Reproduce all of the material word for word.

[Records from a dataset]
== == ==

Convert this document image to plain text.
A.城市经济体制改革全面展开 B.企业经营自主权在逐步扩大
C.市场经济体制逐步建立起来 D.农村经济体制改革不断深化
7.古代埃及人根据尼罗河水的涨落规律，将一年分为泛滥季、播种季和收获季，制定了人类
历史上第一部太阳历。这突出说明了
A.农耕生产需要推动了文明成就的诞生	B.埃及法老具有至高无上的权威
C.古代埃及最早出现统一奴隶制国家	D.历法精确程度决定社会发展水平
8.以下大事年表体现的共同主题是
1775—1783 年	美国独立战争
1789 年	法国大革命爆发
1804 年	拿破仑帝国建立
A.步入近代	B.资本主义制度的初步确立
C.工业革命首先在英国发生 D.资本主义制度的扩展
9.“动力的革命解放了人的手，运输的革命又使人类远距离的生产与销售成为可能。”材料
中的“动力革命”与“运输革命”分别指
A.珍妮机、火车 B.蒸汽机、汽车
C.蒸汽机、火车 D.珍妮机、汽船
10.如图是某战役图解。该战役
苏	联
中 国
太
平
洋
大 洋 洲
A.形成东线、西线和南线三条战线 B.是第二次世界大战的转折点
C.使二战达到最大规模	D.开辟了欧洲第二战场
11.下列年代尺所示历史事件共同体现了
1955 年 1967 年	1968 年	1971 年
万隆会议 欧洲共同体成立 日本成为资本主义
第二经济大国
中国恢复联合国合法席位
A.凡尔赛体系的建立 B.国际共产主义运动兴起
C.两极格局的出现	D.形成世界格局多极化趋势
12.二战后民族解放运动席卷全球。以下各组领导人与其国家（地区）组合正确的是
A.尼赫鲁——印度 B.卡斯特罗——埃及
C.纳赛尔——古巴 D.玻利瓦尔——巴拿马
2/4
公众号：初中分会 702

== == ==

**RESULT OF THIS EXERCISE:**
Convert this document image to plain text.
A.城市经济体制改革全面展开 B.企业经营自主权在逐步扩大
C.市场经济体制逐步建立起来 D.农村经济体制改革不断深化
7.古代埃及人根据尼罗河水的涨落规律，将一年分为泛滥季、播种季和收获季，制定了人类
历史上第一部太阳历。这突出说明了
A.农耕生产需要推动了文明成就的诞生	B.埃及法老具有至高无上的权威
C.古代埃及最早出现统一奴隶制国家	D.历法精确程度决定社会发展水平
8.以下大事年表体现的共同主题是
1775—1783 年	美国独立战争
1789 年	法国大革命爆发
1804 年	拿破仑帝国建立
A.步入近代	B.资本主义制度的初步确立
C.工业革命首先在英国发生 D.资本主义制度的扩展
9.“动力的革命解放了人的手，运输的革命又使人类远距离的生产与销售成为可能。”材料
中的“动力革命”与“运输革命”分别指
A.珍妮机、火车 B.蒸汽机、汽车
C.蒸汽机、火车 D.珍妮机、汽船
10.如图是某战役图解。该战役
苏	联
中 国
太
平
洋
大 洋 洲
A.形成东线、西线和南线三条战线 B.是第二次世界大战的转折点
C.使二战达到最大规模	D.开辟了欧洲第二战场
11.下列年代尺所示历史事件共同体现了
1955 年 1967 年	1968 年	1971 年
万隆会议 欧洲共同体成立 日本成为资本主义
第二经济大国
中国恢复联合国合法席位
A.凡尔赛体系的建立 B.国际共产主义运动兴起
C.两极格局的出现	D.形成世界格局多极化趋势
12.二战后民族解放运动席卷全球。以下各组领导人与其国家（地区）组合正确的是
A.尼赫鲁——印度 B.卡斯特罗——埃及
C.纳赛尔——古巴 D.玻利瓦尔——巴拿马
2/4
公众号：初中分会 702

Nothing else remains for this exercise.